• _GOAL_: Determine how many lines hold "change" and give only that number.

• _RECORDS FOR THIS TASK_:
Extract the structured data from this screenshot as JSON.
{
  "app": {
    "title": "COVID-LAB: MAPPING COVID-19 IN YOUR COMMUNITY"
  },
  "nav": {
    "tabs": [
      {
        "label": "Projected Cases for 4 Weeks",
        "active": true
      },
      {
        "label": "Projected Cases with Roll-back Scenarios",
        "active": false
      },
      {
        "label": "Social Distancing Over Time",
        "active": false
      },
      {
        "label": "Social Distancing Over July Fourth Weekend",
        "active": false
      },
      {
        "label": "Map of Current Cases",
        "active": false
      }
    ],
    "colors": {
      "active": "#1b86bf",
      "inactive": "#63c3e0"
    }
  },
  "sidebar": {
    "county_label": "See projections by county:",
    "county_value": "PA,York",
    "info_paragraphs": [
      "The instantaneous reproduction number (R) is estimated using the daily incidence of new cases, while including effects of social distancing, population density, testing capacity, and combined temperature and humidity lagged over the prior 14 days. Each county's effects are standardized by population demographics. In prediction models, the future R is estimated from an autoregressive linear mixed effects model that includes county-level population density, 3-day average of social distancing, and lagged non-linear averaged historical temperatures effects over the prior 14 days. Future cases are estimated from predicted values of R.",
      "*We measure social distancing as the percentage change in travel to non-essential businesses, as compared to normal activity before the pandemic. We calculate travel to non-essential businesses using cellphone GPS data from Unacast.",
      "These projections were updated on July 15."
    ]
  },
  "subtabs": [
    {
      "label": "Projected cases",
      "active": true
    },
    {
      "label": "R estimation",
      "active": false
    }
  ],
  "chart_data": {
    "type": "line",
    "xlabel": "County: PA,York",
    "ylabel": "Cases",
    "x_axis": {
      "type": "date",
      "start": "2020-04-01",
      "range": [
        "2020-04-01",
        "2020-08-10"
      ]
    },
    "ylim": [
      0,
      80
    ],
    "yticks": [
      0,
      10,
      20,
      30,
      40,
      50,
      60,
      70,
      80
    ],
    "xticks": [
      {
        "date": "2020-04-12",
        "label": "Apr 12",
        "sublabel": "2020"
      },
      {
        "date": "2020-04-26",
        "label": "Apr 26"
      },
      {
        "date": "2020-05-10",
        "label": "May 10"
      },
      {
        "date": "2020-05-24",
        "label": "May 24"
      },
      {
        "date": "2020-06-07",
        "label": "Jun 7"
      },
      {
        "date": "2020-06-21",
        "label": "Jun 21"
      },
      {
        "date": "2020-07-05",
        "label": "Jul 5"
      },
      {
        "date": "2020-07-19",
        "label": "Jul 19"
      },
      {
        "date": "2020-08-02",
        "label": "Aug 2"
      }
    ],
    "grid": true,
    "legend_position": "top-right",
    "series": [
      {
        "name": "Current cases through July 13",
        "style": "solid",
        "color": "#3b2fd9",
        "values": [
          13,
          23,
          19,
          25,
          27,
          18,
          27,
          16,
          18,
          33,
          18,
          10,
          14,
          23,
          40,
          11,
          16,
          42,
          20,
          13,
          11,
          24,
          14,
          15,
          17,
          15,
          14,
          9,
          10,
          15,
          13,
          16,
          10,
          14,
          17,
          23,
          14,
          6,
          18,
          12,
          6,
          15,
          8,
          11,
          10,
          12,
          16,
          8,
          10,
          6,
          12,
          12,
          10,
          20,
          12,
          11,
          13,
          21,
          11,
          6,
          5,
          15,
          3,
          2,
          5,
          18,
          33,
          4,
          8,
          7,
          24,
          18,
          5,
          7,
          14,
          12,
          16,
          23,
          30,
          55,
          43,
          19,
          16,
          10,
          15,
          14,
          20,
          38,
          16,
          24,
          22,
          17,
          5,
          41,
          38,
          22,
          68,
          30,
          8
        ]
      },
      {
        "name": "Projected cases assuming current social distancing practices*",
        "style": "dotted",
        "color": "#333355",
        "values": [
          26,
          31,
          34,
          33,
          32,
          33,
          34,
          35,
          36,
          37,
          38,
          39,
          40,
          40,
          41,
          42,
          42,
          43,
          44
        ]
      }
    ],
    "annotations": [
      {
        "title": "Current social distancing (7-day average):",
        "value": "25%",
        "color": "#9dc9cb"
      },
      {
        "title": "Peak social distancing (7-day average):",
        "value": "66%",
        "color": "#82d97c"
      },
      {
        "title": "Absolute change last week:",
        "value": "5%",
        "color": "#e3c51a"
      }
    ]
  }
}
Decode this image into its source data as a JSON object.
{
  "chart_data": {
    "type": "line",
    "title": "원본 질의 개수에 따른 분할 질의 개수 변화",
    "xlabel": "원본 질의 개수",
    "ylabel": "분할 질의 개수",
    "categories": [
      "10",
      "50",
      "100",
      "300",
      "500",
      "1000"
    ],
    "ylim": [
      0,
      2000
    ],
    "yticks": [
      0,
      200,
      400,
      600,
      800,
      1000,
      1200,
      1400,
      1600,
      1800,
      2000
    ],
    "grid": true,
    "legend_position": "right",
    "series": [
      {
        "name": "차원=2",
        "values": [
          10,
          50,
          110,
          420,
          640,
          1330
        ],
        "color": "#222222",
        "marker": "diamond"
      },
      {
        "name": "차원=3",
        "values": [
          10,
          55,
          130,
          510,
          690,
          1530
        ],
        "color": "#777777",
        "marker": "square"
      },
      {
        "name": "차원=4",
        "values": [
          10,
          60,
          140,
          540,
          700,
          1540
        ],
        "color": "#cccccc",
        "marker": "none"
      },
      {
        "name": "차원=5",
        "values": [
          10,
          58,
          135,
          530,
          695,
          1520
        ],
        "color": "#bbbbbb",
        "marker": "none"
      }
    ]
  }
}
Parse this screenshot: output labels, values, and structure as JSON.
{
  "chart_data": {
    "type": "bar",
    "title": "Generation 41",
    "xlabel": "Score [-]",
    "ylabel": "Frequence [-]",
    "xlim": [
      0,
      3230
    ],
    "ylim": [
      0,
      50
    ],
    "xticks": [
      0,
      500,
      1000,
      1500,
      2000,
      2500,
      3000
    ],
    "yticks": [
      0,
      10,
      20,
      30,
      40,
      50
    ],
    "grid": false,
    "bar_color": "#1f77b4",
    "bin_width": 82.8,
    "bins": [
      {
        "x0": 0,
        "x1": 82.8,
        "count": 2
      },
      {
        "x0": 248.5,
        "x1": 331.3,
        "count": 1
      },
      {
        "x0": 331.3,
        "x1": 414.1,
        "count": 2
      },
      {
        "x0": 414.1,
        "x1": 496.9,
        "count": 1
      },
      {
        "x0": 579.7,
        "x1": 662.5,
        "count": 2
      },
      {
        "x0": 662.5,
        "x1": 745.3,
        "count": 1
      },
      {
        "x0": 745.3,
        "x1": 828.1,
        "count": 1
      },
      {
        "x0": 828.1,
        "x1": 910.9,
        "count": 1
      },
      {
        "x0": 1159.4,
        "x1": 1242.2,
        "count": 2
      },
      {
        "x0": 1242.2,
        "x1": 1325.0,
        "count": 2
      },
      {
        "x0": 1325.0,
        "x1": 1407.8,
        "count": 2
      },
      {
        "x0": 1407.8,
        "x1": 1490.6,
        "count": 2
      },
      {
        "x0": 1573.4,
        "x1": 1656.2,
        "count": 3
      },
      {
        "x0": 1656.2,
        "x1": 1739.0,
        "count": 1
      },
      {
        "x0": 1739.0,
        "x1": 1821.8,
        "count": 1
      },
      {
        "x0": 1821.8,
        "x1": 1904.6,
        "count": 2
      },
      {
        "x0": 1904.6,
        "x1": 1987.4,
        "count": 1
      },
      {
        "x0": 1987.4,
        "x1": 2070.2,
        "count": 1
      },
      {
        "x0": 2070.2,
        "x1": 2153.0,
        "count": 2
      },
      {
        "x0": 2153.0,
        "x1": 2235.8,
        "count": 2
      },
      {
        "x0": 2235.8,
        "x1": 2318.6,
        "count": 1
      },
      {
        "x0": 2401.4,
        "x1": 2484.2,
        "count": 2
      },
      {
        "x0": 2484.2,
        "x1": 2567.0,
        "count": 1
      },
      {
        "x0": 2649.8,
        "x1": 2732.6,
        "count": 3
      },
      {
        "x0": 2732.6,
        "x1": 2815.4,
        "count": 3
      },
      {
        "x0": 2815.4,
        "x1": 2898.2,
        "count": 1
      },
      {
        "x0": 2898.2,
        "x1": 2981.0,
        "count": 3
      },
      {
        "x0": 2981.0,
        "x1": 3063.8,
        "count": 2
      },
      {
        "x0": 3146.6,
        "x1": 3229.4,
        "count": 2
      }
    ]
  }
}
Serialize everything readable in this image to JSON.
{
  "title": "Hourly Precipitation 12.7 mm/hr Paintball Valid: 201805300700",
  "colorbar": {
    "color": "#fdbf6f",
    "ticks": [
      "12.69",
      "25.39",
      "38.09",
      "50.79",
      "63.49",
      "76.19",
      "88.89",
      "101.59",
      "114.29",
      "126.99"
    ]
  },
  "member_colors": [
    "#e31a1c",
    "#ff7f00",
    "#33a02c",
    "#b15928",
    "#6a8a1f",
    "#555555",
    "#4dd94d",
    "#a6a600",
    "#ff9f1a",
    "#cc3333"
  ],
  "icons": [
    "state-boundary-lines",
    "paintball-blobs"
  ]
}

• _TASK ANSWER_: 2